> THE REQUEST:
Check each line of the listing, and copy it if it contains the word "在工作中".

Saved data entries:
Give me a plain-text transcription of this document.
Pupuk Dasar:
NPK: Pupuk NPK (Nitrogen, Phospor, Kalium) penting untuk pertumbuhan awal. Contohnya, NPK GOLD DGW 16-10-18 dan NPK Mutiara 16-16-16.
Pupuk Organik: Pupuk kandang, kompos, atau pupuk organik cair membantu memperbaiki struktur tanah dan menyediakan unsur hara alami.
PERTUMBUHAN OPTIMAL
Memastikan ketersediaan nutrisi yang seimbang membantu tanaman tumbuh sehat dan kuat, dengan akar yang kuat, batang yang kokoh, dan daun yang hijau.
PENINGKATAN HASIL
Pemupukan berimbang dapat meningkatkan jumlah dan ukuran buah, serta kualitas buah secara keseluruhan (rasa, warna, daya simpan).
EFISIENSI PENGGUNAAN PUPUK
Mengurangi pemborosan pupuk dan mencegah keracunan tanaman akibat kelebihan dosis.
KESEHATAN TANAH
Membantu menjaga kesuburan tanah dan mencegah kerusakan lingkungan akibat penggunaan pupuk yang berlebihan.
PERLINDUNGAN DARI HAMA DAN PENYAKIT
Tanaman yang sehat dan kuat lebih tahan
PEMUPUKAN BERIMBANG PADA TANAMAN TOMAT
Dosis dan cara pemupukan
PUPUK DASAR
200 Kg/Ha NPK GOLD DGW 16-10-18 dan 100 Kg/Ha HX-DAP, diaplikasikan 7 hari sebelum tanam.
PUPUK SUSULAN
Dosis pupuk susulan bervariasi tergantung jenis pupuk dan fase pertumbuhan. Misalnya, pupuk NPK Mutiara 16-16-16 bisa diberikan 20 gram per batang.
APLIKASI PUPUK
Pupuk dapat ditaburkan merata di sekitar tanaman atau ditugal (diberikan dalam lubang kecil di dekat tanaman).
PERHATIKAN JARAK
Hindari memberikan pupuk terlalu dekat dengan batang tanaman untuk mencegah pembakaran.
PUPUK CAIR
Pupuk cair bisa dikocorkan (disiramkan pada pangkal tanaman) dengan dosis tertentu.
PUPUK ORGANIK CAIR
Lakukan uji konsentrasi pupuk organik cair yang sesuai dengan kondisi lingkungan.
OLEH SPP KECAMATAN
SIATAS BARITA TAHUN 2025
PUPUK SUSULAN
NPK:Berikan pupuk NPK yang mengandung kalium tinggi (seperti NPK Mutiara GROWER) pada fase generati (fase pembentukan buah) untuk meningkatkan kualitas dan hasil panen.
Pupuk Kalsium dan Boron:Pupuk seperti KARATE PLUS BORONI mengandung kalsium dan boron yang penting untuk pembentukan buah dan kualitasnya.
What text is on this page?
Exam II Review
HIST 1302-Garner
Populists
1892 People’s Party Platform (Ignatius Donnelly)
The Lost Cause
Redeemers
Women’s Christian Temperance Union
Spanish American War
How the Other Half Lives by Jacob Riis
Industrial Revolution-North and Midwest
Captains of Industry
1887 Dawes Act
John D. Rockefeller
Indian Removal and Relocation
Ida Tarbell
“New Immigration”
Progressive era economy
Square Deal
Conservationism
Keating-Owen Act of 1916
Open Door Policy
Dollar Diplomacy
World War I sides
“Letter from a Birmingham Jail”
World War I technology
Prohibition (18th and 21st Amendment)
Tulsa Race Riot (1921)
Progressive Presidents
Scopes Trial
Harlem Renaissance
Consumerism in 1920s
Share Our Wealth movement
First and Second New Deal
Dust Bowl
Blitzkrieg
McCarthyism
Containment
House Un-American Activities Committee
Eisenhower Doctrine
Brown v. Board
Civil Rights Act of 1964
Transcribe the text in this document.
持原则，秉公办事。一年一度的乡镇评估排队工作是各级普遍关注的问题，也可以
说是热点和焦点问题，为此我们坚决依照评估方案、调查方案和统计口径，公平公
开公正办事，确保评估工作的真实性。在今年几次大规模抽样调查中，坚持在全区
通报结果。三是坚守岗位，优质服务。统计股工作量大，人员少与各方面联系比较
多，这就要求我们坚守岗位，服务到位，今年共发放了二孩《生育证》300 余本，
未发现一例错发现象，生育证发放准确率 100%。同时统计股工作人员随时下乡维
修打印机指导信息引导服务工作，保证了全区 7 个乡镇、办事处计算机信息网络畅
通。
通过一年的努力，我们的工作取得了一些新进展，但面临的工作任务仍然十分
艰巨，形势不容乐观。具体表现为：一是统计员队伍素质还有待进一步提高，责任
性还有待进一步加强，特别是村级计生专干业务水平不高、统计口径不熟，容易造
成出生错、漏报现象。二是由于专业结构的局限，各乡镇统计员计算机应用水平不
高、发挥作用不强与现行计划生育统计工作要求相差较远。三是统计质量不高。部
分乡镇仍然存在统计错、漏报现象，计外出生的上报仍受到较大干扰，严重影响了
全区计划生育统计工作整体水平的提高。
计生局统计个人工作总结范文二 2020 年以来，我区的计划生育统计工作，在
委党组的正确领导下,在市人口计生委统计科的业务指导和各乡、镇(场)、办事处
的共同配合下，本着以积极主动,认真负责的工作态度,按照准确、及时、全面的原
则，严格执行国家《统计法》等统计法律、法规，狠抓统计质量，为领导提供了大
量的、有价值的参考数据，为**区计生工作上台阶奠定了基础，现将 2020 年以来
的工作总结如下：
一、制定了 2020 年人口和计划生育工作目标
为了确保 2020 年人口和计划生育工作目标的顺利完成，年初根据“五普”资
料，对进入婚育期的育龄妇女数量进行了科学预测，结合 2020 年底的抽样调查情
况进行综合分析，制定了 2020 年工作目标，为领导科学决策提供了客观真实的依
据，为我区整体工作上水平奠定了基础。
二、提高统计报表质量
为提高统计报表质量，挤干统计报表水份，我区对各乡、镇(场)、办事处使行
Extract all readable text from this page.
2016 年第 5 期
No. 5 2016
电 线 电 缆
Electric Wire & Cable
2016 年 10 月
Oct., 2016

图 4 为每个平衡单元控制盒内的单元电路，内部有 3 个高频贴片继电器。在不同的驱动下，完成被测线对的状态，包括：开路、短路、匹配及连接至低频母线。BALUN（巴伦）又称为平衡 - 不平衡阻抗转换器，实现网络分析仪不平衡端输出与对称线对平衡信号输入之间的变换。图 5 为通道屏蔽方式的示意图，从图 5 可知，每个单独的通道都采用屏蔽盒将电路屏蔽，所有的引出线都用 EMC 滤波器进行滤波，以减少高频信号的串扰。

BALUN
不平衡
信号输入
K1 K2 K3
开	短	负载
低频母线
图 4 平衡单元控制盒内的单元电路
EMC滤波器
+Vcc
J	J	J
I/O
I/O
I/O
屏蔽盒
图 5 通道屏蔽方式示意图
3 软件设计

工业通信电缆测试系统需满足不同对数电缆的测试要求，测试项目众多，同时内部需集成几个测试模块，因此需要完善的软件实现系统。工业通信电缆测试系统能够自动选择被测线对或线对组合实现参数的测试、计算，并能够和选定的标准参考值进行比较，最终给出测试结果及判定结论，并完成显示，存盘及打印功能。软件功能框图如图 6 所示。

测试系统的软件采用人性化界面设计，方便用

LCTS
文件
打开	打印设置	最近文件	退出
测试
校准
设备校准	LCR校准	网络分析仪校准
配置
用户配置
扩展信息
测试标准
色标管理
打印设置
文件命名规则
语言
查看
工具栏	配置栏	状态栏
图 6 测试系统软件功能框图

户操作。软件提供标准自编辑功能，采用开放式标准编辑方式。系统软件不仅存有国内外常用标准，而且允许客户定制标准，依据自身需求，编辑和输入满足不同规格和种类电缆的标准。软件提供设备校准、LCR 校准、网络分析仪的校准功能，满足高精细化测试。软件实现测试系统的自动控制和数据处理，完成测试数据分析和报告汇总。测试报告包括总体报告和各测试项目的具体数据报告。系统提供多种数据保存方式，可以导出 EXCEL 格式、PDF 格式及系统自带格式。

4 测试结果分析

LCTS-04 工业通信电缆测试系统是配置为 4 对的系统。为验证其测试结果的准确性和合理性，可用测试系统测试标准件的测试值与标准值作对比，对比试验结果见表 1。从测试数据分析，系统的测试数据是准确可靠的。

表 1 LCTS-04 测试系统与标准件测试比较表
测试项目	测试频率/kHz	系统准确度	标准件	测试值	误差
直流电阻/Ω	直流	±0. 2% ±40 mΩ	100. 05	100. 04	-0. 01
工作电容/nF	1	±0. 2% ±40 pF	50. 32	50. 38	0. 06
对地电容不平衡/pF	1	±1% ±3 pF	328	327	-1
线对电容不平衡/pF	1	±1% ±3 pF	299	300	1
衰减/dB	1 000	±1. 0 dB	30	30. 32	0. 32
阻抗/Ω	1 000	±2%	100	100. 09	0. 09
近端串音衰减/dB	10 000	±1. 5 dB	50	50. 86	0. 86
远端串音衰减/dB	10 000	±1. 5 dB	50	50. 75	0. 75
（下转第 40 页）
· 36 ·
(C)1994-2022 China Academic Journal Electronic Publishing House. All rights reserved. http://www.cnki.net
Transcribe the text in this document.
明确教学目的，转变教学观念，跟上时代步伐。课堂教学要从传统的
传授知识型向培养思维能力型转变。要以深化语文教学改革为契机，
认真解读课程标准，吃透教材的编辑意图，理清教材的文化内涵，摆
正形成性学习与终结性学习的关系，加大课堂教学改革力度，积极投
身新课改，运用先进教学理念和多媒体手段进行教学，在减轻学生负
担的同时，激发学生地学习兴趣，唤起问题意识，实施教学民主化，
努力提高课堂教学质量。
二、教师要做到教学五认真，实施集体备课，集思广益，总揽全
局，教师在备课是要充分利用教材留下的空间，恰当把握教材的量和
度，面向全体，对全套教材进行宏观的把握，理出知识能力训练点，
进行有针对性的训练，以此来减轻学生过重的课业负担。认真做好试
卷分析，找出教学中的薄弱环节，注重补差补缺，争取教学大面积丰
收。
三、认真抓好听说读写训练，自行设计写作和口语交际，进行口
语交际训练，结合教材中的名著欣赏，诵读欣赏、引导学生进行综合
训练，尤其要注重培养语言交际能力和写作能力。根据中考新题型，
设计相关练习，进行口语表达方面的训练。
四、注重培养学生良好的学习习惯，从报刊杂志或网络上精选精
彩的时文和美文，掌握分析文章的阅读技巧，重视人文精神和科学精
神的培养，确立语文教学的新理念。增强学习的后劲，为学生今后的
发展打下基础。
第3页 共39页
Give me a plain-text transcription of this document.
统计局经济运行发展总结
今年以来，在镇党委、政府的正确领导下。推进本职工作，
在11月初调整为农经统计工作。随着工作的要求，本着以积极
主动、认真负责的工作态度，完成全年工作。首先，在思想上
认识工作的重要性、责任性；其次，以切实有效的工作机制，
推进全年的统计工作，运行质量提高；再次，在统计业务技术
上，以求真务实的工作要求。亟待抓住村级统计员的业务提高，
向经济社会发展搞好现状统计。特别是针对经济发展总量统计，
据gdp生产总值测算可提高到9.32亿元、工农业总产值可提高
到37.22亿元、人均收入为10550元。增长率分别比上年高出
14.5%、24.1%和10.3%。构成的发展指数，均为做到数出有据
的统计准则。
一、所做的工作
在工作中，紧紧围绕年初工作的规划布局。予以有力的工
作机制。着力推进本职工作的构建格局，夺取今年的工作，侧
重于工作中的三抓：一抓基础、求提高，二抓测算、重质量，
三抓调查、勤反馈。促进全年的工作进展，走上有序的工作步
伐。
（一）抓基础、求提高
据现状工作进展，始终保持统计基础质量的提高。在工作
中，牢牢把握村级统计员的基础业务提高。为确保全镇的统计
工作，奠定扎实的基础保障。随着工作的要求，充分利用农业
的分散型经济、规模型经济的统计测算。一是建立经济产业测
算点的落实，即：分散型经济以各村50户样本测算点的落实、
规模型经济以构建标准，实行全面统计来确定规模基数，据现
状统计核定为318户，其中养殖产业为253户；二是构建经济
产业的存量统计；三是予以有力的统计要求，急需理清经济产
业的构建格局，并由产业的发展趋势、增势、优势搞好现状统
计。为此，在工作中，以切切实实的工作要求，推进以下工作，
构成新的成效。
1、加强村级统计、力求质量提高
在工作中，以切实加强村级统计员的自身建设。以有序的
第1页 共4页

> THE RESPONSE:
在工作中，紧紧围绕年初工作的规划布局。予以有力的工
计。为此，在工作中，以切切实实的工作要求，推进以下工作，
在工作中，以切实加强村级统计员的自身建设。以有序的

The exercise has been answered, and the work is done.